** EXERCISE AIM **
Word for word, copy all the data and drop the pictures.

** ENTRIES **
+ + + +

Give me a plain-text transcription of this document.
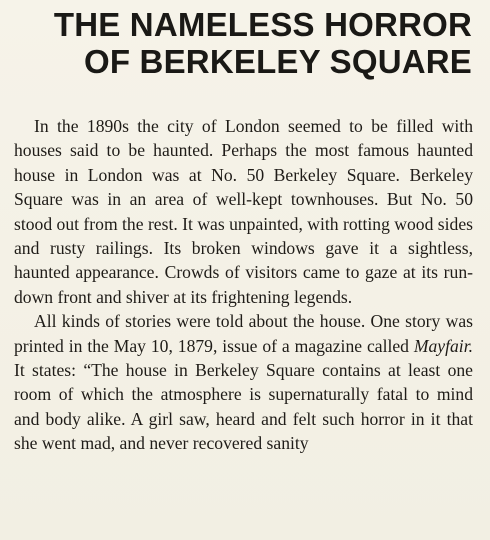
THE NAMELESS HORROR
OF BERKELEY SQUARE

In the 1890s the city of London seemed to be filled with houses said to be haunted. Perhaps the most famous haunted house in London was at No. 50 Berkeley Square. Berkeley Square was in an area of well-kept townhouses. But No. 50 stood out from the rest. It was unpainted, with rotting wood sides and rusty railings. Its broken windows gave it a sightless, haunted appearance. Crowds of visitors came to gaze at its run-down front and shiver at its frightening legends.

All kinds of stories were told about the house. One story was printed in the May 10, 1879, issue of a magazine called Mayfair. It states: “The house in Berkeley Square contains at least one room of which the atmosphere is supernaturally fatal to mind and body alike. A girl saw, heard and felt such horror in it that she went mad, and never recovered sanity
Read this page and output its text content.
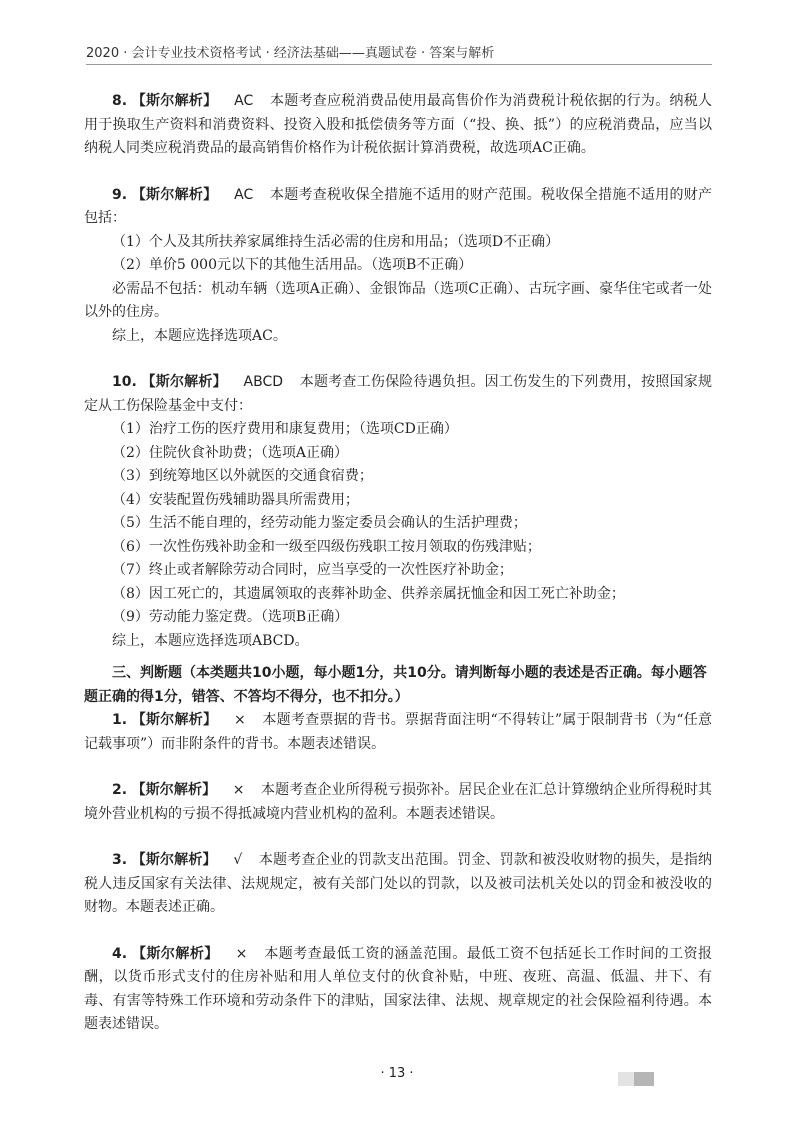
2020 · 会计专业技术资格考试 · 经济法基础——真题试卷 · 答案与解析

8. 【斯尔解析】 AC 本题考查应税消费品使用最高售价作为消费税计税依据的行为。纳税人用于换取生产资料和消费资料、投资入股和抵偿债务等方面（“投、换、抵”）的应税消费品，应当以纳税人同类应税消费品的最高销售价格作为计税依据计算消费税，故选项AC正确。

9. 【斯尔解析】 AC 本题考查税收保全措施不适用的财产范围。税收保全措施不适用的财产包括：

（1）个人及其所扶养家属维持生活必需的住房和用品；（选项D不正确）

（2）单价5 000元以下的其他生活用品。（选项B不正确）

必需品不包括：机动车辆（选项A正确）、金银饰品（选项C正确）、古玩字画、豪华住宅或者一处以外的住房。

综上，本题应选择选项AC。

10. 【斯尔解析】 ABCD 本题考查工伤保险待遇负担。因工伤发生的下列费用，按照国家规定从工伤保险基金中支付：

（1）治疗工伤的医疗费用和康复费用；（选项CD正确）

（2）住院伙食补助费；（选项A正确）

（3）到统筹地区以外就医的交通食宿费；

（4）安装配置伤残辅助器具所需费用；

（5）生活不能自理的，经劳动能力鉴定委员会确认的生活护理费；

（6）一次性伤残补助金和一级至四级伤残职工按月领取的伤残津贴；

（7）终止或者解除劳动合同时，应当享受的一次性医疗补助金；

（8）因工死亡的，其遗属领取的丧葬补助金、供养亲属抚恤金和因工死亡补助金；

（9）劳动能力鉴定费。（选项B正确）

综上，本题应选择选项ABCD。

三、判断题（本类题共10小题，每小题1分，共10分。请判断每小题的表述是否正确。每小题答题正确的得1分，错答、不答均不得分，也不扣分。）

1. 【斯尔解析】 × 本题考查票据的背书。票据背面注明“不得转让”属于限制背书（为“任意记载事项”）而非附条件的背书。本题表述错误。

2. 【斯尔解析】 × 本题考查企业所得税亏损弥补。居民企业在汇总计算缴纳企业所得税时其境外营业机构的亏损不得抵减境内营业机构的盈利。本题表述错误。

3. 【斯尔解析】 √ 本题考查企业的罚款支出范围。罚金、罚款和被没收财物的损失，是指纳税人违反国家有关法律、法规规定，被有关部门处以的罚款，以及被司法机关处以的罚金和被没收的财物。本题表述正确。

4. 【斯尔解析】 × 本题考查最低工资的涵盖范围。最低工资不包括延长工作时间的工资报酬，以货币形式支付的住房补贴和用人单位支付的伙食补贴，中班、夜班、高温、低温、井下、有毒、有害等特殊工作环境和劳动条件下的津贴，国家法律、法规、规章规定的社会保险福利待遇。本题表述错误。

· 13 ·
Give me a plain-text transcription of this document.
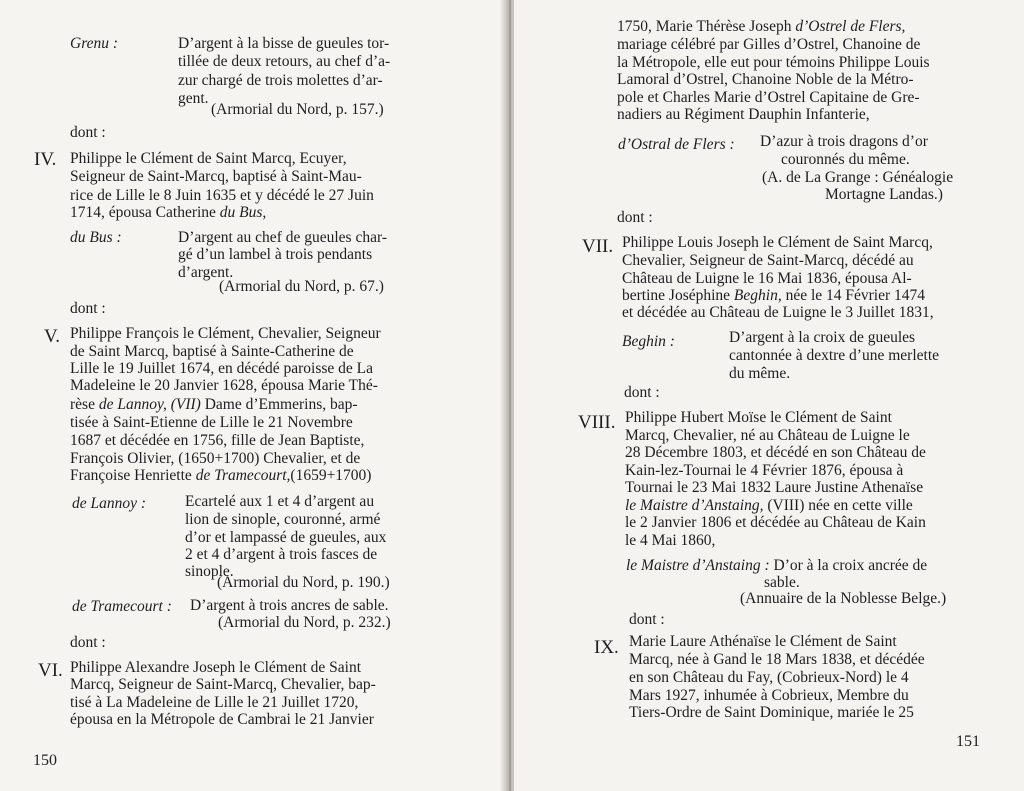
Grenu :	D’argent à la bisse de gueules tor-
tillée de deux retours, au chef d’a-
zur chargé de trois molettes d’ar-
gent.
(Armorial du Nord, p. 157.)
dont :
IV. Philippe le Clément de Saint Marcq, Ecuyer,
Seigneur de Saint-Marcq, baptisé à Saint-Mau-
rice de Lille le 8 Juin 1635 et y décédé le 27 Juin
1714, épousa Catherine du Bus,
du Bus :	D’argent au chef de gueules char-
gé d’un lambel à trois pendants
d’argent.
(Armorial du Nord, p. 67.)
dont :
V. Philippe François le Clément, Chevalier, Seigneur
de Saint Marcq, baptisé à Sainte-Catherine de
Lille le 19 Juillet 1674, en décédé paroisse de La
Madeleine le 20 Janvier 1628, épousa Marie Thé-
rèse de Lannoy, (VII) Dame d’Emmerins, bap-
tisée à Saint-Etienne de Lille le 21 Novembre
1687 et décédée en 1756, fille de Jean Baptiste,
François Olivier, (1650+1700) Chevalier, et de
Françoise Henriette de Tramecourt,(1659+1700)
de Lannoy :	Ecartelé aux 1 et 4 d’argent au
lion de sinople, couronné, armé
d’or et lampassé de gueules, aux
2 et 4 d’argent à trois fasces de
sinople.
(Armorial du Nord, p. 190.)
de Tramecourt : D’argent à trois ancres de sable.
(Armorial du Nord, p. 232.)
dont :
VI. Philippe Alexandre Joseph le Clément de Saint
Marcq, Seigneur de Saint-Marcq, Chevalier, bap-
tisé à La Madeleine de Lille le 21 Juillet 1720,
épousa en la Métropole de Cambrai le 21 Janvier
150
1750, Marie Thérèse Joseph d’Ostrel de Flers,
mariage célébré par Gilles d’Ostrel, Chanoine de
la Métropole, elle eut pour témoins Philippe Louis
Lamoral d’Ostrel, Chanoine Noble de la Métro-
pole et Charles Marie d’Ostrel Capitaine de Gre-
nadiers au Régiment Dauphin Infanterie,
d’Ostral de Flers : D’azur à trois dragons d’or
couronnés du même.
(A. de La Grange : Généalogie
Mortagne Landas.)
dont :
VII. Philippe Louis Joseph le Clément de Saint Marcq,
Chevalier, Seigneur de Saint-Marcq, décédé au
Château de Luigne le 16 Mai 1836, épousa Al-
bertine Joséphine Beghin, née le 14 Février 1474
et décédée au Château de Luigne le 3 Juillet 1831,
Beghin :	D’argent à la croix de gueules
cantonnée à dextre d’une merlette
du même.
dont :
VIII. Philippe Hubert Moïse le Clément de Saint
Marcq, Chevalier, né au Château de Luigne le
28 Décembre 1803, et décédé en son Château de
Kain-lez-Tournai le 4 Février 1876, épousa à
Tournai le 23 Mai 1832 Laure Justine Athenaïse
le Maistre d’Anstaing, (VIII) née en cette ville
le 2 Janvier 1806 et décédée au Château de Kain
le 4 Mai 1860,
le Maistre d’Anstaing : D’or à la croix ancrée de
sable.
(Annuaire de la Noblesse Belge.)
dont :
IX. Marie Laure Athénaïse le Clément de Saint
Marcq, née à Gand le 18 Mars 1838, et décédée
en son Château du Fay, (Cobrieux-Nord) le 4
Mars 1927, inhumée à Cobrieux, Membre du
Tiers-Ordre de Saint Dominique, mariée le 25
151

+ + + +

** OUTPUT OF THE TASK **
Give me a plain-text transcription of this document.
THE NAMELESS HORROR
OF BERKELEY SQUARE

In the 1890s the city of London seemed to be filled with houses said to be haunted. Perhaps the most famous haunted house in London was at No. 50 Berkeley Square. Berkeley Square was in an area of well-kept townhouses. But No. 50 stood out from the rest. It was unpainted, with rotting wood sides and rusty railings. Its broken windows gave it a sightless, haunted appearance. Crowds of visitors came to gaze at its run-down front and shiver at its frightening legends.

All kinds of stories were told about the house. One story was printed in the May 10, 1879, issue of a magazine called Mayfair. It states: “The house in Berkeley Square contains at least one room of which the atmosphere is supernaturally fatal to mind and body alike. A girl saw, heard and felt such horror in it that she went mad, and never recovered sanity
Read this page and output its text content.
2020 · 会计专业技术资格考试 · 经济法基础——真题试卷 · 答案与解析

8. 【斯尔解析】 AC 本题考查应税消费品使用最高售价作为消费税计税依据的行为。纳税人用于换取生产资料和消费资料、投资入股和抵偿债务等方面（“投、换、抵”）的应税消费品，应当以纳税人同类应税消费品的最高销售价格作为计税依据计算消费税，故选项AC正确。

9. 【斯尔解析】 AC 本题考查税收保全措施不适用的财产范围。税收保全措施不适用的财产包括：

（1）个人及其所扶养家属维持生活必需的住房和用品；（选项D不正确）

（2）单价5 000元以下的其他生活用品。（选项B不正确）

必需品不包括：机动车辆（选项A正确）、金银饰品（选项C正确）、古玩字画、豪华住宅或者一处以外的住房。

综上，本题应选择选项AC。

10. 【斯尔解析】 ABCD 本题考查工伤保险待遇负担。因工伤发生的下列费用，按照国家规定从工伤保险基金中支付：

（1）治疗工伤的医疗费用和康复费用；（选项CD正确）

（2）住院伙食补助费；（选项A正确）

（3）到统筹地区以外就医的交通食宿费；

（4）安装配置伤残辅助器具所需费用；

（5）生活不能自理的，经劳动能力鉴定委员会确认的生活护理费；

（6）一次性伤残补助金和一级至四级伤残职工按月领取的伤残津贴；

（7）终止或者解除劳动合同时，应当享受的一次性医疗补助金；

（8）因工死亡的，其遗属领取的丧葬补助金、供养亲属抚恤金和因工死亡补助金；

（9）劳动能力鉴定费。（选项B正确）

综上，本题应选择选项ABCD。

三、判断题（本类题共10小题，每小题1分，共10分。请判断每小题的表述是否正确。每小题答题正确的得1分，错答、不答均不得分，也不扣分。）

1. 【斯尔解析】 × 本题考查票据的背书。票据背面注明“不得转让”属于限制背书（为“任意记载事项”）而非附条件的背书。本题表述错误。

2. 【斯尔解析】 × 本题考查企业所得税亏损弥补。居民企业在汇总计算缴纳企业所得税时其境外营业机构的亏损不得抵减境内营业机构的盈利。本题表述错误。

3. 【斯尔解析】 √ 本题考查企业的罚款支出范围。罚金、罚款和被没收财物的损失，是指纳税人违反国家有关法律、法规规定，被有关部门处以的罚款，以及被司法机关处以的罚金和被没收的财物。本题表述正确。

4. 【斯尔解析】 × 本题考查最低工资的涵盖范围。最低工资不包括延长工作时间的工资报酬，以货币形式支付的住房补贴和用人单位支付的伙食补贴，中班、夜班、高温、低温、井下、有毒、有害等特殊工作环境和劳动条件下的津贴，国家法律、法规、规章规定的社会保险福利待遇。本题表述错误。

· 13 ·
Give me a plain-text transcription of this document.
Grenu :	D’argent à la bisse de gueules tor-
tillée de deux retours, au chef d’a-
zur chargé de trois molettes d’ar-
gent.
(Armorial du Nord, p. 157.)
dont :
IV. Philippe le Clément de Saint Marcq, Ecuyer,
Seigneur de Saint-Marcq, baptisé à Saint-Mau-
rice de Lille le 8 Juin 1635 et y décédé le 27 Juin
1714, épousa Catherine du Bus,
du Bus :	D’argent au chef de gueules char-
gé d’un lambel à trois pendants
d’argent.
(Armorial du Nord, p. 67.)
dont :
V. Philippe François le Clément, Chevalier, Seigneur
de Saint Marcq, baptisé à Sainte-Catherine de
Lille le 19 Juillet 1674, en décédé paroisse de La
Madeleine le 20 Janvier 1628, épousa Marie Thé-
rèse de Lannoy, (VII) Dame d’Emmerins, bap-
tisée à Saint-Etienne de Lille le 21 Novembre
1687 et décédée en 1756, fille de Jean Baptiste,
François Olivier, (1650+1700) Chevalier, et de
Françoise Henriette de Tramecourt,(1659+1700)
de Lannoy :	Ecartelé aux 1 et 4 d’argent au
lion de sinople, couronné, armé
d’or et lampassé de gueules, aux
2 et 4 d’argent à trois fasces de
sinople.
(Armorial du Nord, p. 190.)
de Tramecourt : D’argent à trois ancres de sable.
(Armorial du Nord, p. 232.)
dont :
VI. Philippe Alexandre Joseph le Clément de Saint
Marcq, Seigneur de Saint-Marcq, Chevalier, bap-
tisé à La Madeleine de Lille le 21 Juillet 1720,
épousa en la Métropole de Cambrai le 21 Janvier
150
1750, Marie Thérèse Joseph d’Ostrel de Flers,
mariage célébré par Gilles d’Ostrel, Chanoine de
la Métropole, elle eut pour témoins Philippe Louis
Lamoral d’Ostrel, Chanoine Noble de la Métro-
pole et Charles Marie d’Ostrel Capitaine de Gre-
nadiers au Régiment Dauphin Infanterie,
d’Ostral de Flers : D’azur à trois dragons d’or
couronnés du même.
(A. de La Grange : Généalogie
Mortagne Landas.)
dont :
VII. Philippe Louis Joseph le Clément de Saint Marcq,
Chevalier, Seigneur de Saint-Marcq, décédé au
Château de Luigne le 16 Mai 1836, épousa Al-
bertine Joséphine Beghin, née le 14 Février 1474
et décédée au Château de Luigne le 3 Juillet 1831,
Beghin :	D’argent à la croix de gueules
cantonnée à dextre d’une merlette
du même.
dont :
VIII. Philippe Hubert Moïse le Clément de Saint
Marcq, Chevalier, né au Château de Luigne le
28 Décembre 1803, et décédé en son Château de
Kain-lez-Tournai le 4 Février 1876, épousa à
Tournai le 23 Mai 1832 Laure Justine Athenaïse
le Maistre d’Anstaing, (VIII) née en cette ville
le 2 Janvier 1806 et décédée au Château de Kain
le 4 Mai 1860,
le Maistre d’Anstaing : D’or à la croix ancrée de
sable.
(Annuaire de la Noblesse Belge.)
dont :
IX. Marie Laure Athénaïse le Clément de Saint
Marcq, née à Gand le 18 Mars 1838, et décédée
en son Château du Fay, (Cobrieux-Nord) le 4
Mars 1927, inhumée à Cobrieux, Membre du
Tiers-Ordre de Saint Dominique, mariée le 25
151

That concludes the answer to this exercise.